• WHAT IS REQUIRED: Your answer is a single number: the count of lines that contain the string "this".
-- BEGIN DATA LINES --
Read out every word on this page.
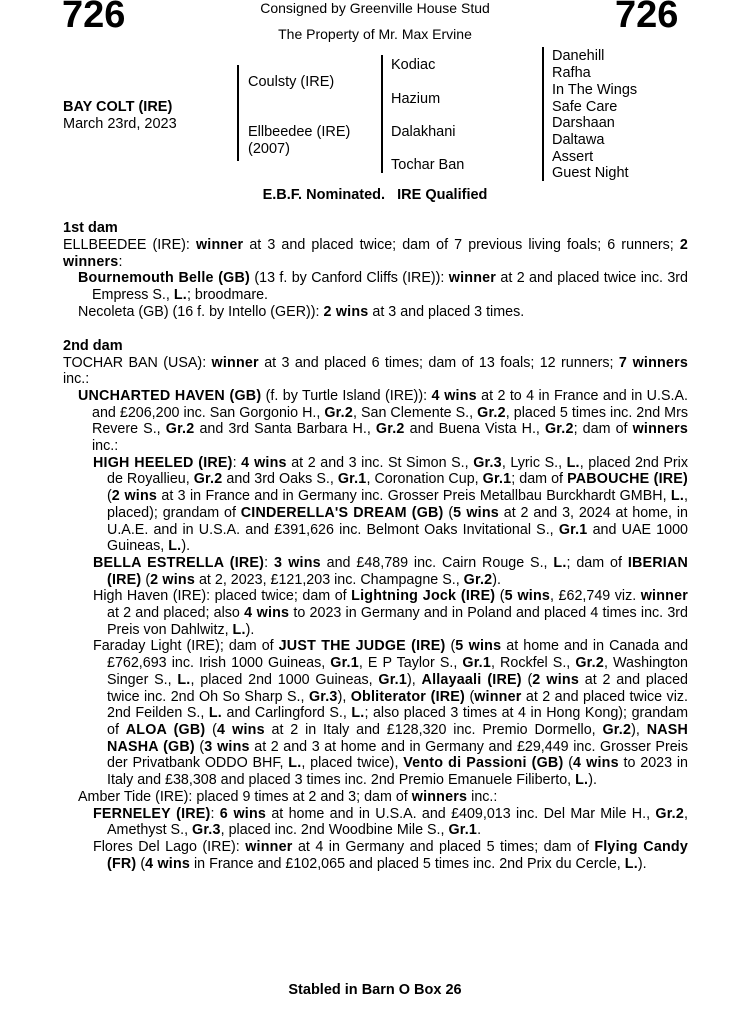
726	726
Consigned by Greenville House Stud
The Property of Mr. Max Ervine
BAY COLT (IRE)
March 23rd, 2023
Coulsty (IRE)
Ellbeedee (IRE)
(2007)
Kodiac
Hazium
Dalakhani
Tochar Ban
Danehill
Rafha
In The Wings
Safe Care
Darshaan
Daltawa
Assert
Guest Night
E.B.F. Nominated.   IRE Qualified

1st dam

ELLBEEDEE (IRE): winner at 3 and placed twice; dam of 7 previous living foals; 6 runners; 2 winners:

Bournemouth Belle (GB) (13 f. by Canford Cliffs (IRE)): winner at 2 and placed twice inc. 3rd Empress S., L.; broodmare.

Necoleta (GB) (16 f. by Intello (GER)): 2 wins at 3 and placed 3 times.

2nd dam

TOCHAR BAN (USA): winner at 3 and placed 6 times; dam of 13 foals; 12 runners; 7 winners inc.:

UNCHARTED HAVEN (GB) (f. by Turtle Island (IRE)): 4 wins at 2 to 4 in France and in U.S.A. and £206,200 inc. San Gorgonio H., Gr.2, San Clemente S., Gr.2, placed 5 times inc. 2nd Mrs Revere S., Gr.2 and 3rd Santa Barbara H., Gr.2 and Buena Vista H., Gr.2; dam of winners inc.:

HIGH HEELED (IRE): 4 wins at 2 and 3 inc. St Simon S., Gr.3, Lyric S., L., placed 2nd Prix de Royallieu, Gr.2 and 3rd Oaks S., Gr.1, Coronation Cup, Gr.1; dam of PABOUCHE (IRE) (2 wins at 3 in France and in Germany inc. Grosser Preis Metallbau Burckhardt GMBH, L., placed); grandam of CINDERELLA'S DREAM (GB) (5 wins at 2 and 3, 2024 at home, in U.A.E. and in U.S.A. and £391,626 inc. Belmont Oaks Invitational S., Gr.1 and UAE 1000 Guineas, L.).

BELLA ESTRELLA (IRE): 3 wins and £48,789 inc. Cairn Rouge S., L.; dam of IBERIAN (IRE) (2 wins at 2, 2023, £121,203 inc. Champagne S., Gr.2).

High Haven (IRE): placed twice; dam of Lightning Jock (IRE) (5 wins, £62,749 viz. winner at 2 and placed; also 4 wins to 2023 in Germany and in Poland and placed 4 times inc. 3rd Preis von Dahlwitz, L.).

Faraday Light (IRE); dam of JUST THE JUDGE (IRE) (5 wins at home and in Canada and £762,693 inc. Irish 1000 Guineas, Gr.1, E P Taylor S., Gr.1, Rockfel S., Gr.2, Washington Singer S., L., placed 2nd 1000 Guineas, Gr.1), Allayaali (IRE) (2 wins at 2 and placed twice inc. 2nd Oh So Sharp S., Gr.3), Obliterator (IRE) (winner at 2 and placed twice viz. 2nd Feilden S., L. and Carlingford S., L.; also placed 3 times at 4 in Hong Kong); grandam of ALOA (GB) (4 wins at 2 in Italy and £128,320 inc. Premio Dormello, Gr.2), NASH NASHA (GB) (3 wins at 2 and 3 at home and in Germany and £29,449 inc. Grosser Preis der Privatbank ODDO BHF, L., placed twice), Vento di Passioni (GB) (4 wins to 2023 in Italy and £38,308 and placed 3 times inc. 2nd Premio Emanuele Filiberto, L.).

Amber Tide (IRE): placed 9 times at 2 and 3; dam of winners inc.:

FERNELEY (IRE): 6 wins at home and in U.S.A. and £409,013 inc. Del Mar Mile H., Gr.2, Amethyst S., Gr.3, placed inc. 2nd Woodbine Mile S., Gr.1.

Flores Del Lago (IRE): winner at 4 in Germany and placed 5 times; dam of Flying Candy (FR) (4 wins in France and £102,065 and placed 5 times inc. 2nd Prix du Cercle, L.).

Stabled in Barn O Box 26
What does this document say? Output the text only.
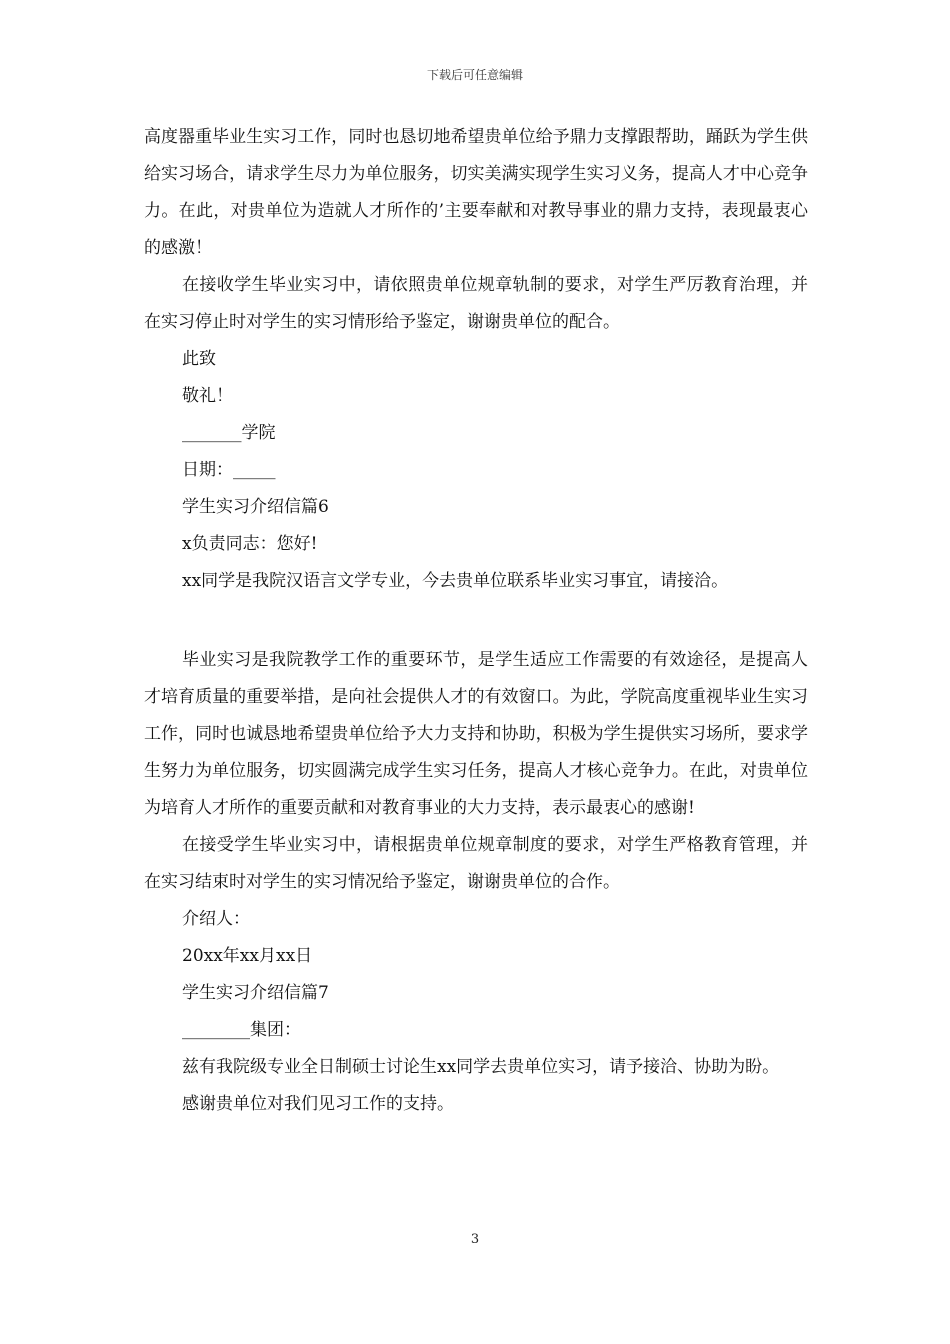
下载后可任意编辑

高度器重毕业生实习工作，同时也恳切地希望贵单位给予鼎力支撑跟帮助，踊跃为学生供给实习场合，请求学生尽力为单位服务，切实美满实现学生实习义务，提高人才中心竞争力。在此，对贵单位为造就人才所作的’主要奉献和对教导事业的鼎力支持，表现最衷心的感激！

在接收学生毕业实习中，请依照贵单位规章轨制的要求，对学生严厉教育治理，并在实习停止时对学生的实习情形给予鉴定，谢谢贵单位的配合。

此致

敬礼！

_______学院

日期：_____

学生实习介绍信篇6

x负责同志：您好!

xx同学是我院汉语言文学专业，今去贵单位联系毕业实习事宜，请接洽。

毕业实习是我院教学工作的重要环节，是学生适应工作需要的有效途径，是提高人才培育质量的重要举措，是向社会提供人才的有效窗口。为此，学院高度重视毕业生实习工作，同时也诚恳地希望贵单位给予大力支持和协助，积极为学生提供实习场所，要求学生努力为单位服务，切实圆满完成学生实习任务，提高人才核心竞争力。在此，对贵单位为培育人才所作的重要贡献和对教育事业的大力支持，表示最衷心的感谢!

在接受学生毕业实习中，请根据贵单位规章制度的要求，对学生严格教育管理，并在实习结束时对学生的实习情况给予鉴定，谢谢贵单位的合作。

介绍人：

20xx年xx月xx日

学生实习介绍信篇7

________集团：

兹有我院级专业全日制硕士讨论生xx同学去贵单位实习，请予接洽、协助为盼。

感谢贵单位对我们见习工作的支持。

3
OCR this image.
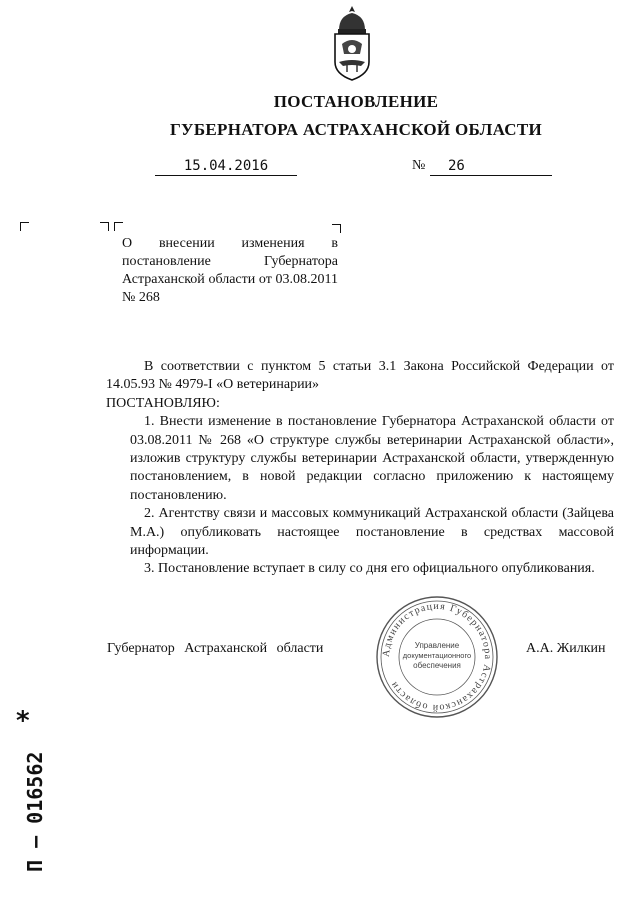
ПОСТАНОВЛЕНИЕ
ГУБЕРНАТОРА АСТРАХАНСКОЙ ОБЛАСТИ
15.04.2016	№	26
О внесении изменения в постановление Губернатора Астраханской области от 03.08.2011 № 268

В соответствии с пунктом 5 статьи 3.1 Закона Российской Федерации от 14.05.93 № 4979-I «О ветеринарии»

ПОСТАНОВЛЯЮ:

1. Внести изменение в постановление Губернатора Астраханской области от 03.08.2011 № 268 «О структуре службы ветеринарии Астраханской области», изложив структуру службы ветеринарии Астраханской области, утвержденную постановлением, в новой редакции согласно приложению к настоящему постановлению.

2. Агентству связи и массовых коммуникаций Астраханской области (Зайцева М.А.) опубликовать настоящее постановление в средствах массовой информации.

3. Постановление вступает в силу со дня его официального опубликования.

Губернатор Астраханской области	А.А. Жилкин
Администрация Губернатора Астраханской области
Управление
документационного
обеспечения
*
П – 016562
-- END DATA LINES --
• FULL ANSWER: 3